EXERCISE OBJECTIVE: Emit the data below verbatim, stripping out any pictures.

Dataset records:

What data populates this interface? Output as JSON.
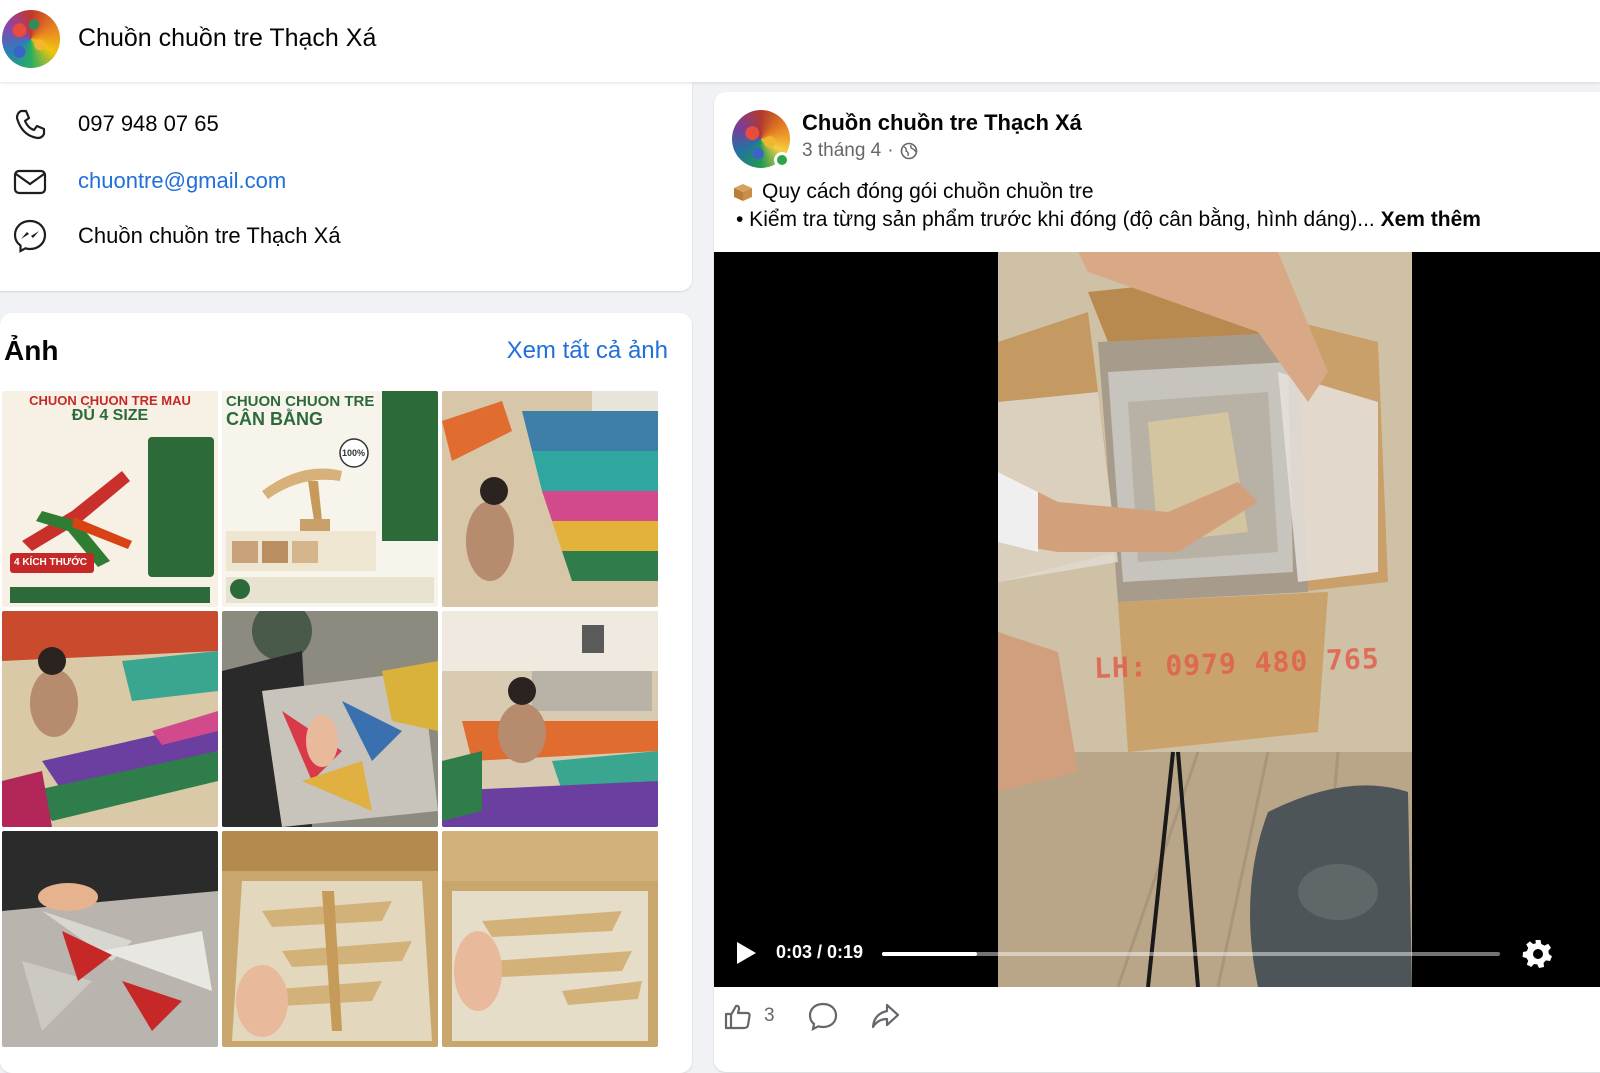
{
  "header": {
    "page_name": "Chuồn chuồn tre Thạch Xá"
  },
  "contact": {
    "phone": "097 948 07 65",
    "email": "chuontre@gmail.com",
    "messenger": "Chuồn chuồn tre Thạch Xá"
  },
  "photos": {
    "title": "Ảnh",
    "see_all": "Xem tất cả ảnh",
    "tiles": [
      {
        "headline": "CHUON CHUON TRE MAU",
        "sub": "ĐỦ 4 SIZE",
        "badge": "4 KÍCH THƯỚC"
      },
      {
        "headline": "CHUON CHUON TRE",
        "sub": "CÂN BẰNG",
        "badge": "100%"
      },
      {
        "headline": "",
        "sub": "",
        "badge": ""
      },
      {
        "headline": "",
        "sub": "",
        "badge": ""
      },
      {
        "headline": "",
        "sub": "",
        "badge": ""
      },
      {
        "headline": "",
        "sub": "",
        "badge": ""
      },
      {
        "headline": "",
        "sub": "",
        "badge": ""
      },
      {
        "headline": "",
        "sub": "",
        "badge": ""
      },
      {
        "headline": "",
        "sub": "",
        "badge": ""
      }
    ]
  },
  "post": {
    "author": "Chuồn chuồn tre Thạch Xá",
    "time": "3 tháng 4",
    "separator": "·",
    "line1": "Quy cách đóng gói chuồn chuồn tre",
    "line2": "• Kiểm tra từng sản phẩm trước khi đóng (độ cân bằng, hình dáng)...",
    "see_more": "Xem thêm",
    "video": {
      "time": "0:03 / 0:19",
      "progress": 0.154,
      "watermark": "LH: 0979 480 765"
    },
    "likes": "3"
  },
  "colors": {
    "link": "#216fdb",
    "online": "#31a24c",
    "page_bg": "#f0f2f5"
  }
}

ANSWER FOR THIS EXERCISE:
What data populates this interface? Output as JSON.
{
  "header": {
    "page_name": "Chuồn chuồn tre Thạch Xá"
  },
  "contact": {
    "phone": "097 948 07 65",
    "email": "chuontre@gmail.com",
    "messenger": "Chuồn chuồn tre Thạch Xá"
  },
  "photos": {
    "title": "Ảnh",
    "see_all": "Xem tất cả ảnh",
    "tiles": [
      {
        "headline": "CHUON CHUON TRE MAU",
        "sub": "ĐỦ 4 SIZE",
        "badge": "4 KÍCH THƯỚC"
      },
      {
        "headline": "CHUON CHUON TRE",
        "sub": "CÂN BẰNG",
        "badge": "100%"
      },
      {
        "headline": "",
        "sub": "",
        "badge": ""
      },
      {
        "headline": "",
        "sub": "",
        "badge": ""
      },
      {
        "headline": "",
        "sub": "",
        "badge": ""
      },
      {
        "headline": "",
        "sub": "",
        "badge": ""
      },
      {
        "headline": "",
        "sub": "",
        "badge": ""
      },
      {
        "headline": "",
        "sub": "",
        "badge": ""
      },
      {
        "headline": "",
        "sub": "",
        "badge": ""
      }
    ]
  },
  "post": {
    "author": "Chuồn chuồn tre Thạch Xá",
    "time": "3 tháng 4",
    "separator": "·",
    "line1": "Quy cách đóng gói chuồn chuồn tre",
    "line2": "• Kiểm tra từng sản phẩm trước khi đóng (độ cân bằng, hình dáng)...",
    "see_more": "Xem thêm",
    "video": {
      "time": "0:03 / 0:19",
      "progress": 0.154,
      "watermark": "LH: 0979 480 765"
    },
    "likes": "3"
  },
  "colors": {
    "link": "#216fdb",
    "online": "#31a24c",
    "page_bg": "#f0f2f5"
  }
}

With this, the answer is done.